:: EXCERPTED DATA ::
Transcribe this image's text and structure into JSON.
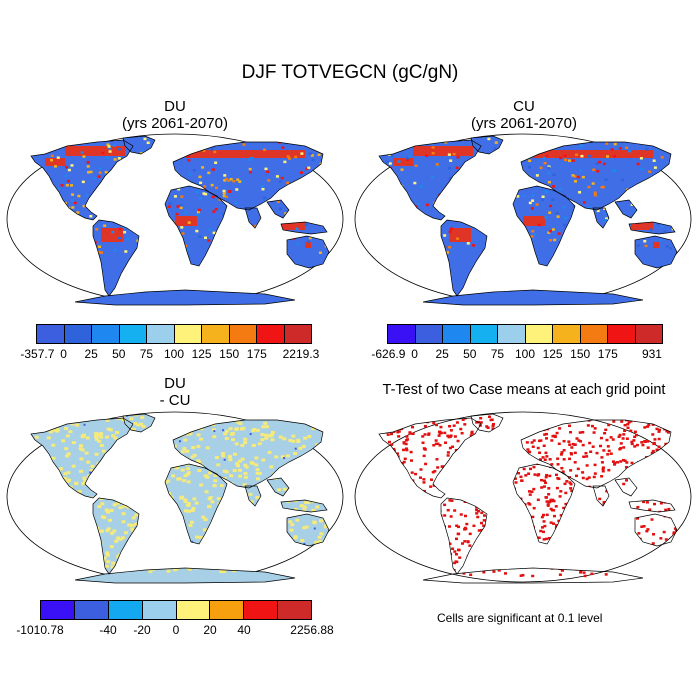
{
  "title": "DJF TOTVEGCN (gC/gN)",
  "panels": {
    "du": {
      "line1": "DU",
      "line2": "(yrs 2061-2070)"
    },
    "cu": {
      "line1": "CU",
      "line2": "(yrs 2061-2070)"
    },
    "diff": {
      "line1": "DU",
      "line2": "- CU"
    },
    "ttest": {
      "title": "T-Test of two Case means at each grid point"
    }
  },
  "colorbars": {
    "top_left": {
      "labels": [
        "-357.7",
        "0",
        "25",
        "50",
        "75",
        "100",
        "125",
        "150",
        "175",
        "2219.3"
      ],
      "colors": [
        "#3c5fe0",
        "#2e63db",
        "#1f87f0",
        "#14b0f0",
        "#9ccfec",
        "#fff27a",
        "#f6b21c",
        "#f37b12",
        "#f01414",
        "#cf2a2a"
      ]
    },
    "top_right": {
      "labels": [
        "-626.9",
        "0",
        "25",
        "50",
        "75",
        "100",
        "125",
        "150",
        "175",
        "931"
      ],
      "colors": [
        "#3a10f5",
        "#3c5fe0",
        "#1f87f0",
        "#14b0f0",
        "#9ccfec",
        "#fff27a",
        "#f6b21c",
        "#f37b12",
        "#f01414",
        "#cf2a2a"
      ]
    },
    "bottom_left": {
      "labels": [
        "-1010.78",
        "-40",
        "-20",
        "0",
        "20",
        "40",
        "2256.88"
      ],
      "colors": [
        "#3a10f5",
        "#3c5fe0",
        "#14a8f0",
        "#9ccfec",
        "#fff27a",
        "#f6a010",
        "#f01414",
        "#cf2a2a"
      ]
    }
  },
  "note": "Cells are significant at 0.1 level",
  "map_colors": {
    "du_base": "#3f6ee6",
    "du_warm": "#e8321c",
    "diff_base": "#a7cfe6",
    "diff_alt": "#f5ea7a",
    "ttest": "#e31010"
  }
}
* * *
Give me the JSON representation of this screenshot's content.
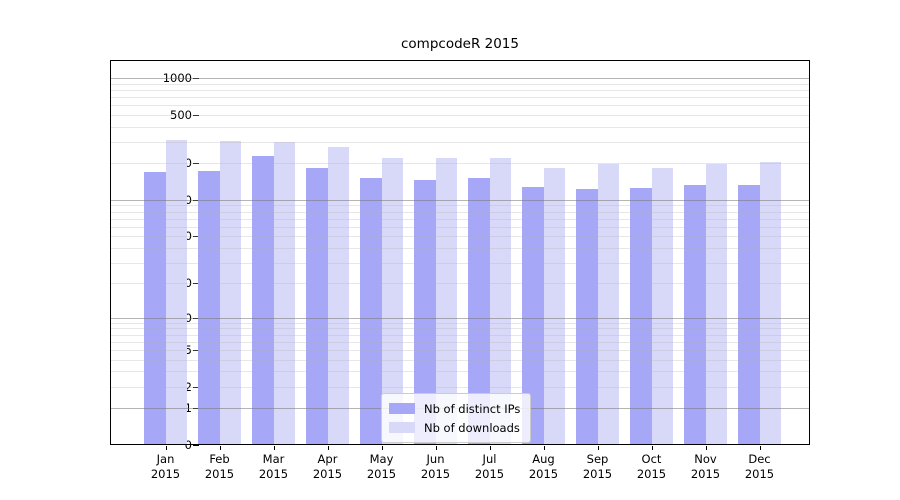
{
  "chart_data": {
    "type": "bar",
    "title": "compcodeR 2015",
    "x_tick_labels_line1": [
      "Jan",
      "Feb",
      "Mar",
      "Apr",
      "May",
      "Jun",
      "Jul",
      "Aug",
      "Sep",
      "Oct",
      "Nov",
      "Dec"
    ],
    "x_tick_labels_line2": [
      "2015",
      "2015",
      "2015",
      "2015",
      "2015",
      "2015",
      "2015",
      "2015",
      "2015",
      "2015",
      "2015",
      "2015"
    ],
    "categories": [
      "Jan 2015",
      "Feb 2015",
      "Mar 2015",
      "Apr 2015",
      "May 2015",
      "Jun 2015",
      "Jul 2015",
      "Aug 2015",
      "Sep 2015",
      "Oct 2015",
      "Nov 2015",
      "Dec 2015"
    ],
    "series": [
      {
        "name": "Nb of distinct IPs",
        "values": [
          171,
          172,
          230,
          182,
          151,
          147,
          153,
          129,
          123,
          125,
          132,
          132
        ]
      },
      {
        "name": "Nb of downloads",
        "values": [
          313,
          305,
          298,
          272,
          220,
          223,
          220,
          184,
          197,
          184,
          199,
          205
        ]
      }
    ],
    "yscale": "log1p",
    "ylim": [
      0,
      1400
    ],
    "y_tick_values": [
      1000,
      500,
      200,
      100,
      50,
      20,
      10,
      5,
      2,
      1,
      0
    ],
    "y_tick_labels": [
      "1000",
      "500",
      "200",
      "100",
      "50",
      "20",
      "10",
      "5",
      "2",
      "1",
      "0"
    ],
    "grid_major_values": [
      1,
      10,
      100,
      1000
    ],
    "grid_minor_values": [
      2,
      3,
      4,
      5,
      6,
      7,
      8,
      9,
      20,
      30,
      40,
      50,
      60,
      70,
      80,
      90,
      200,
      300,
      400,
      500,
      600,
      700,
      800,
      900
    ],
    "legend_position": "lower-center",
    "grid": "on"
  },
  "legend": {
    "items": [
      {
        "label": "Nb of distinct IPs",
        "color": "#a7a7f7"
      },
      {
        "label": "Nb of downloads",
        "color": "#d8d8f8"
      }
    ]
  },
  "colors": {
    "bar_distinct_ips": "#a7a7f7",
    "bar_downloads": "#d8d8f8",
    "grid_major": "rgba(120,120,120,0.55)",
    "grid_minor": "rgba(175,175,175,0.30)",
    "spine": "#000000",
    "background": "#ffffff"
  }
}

:: TASK DETAILS ::
Find the number of lines in which the word "title" occurs, and write nothing but that number.

:: EXPECTED ANSWER ::
3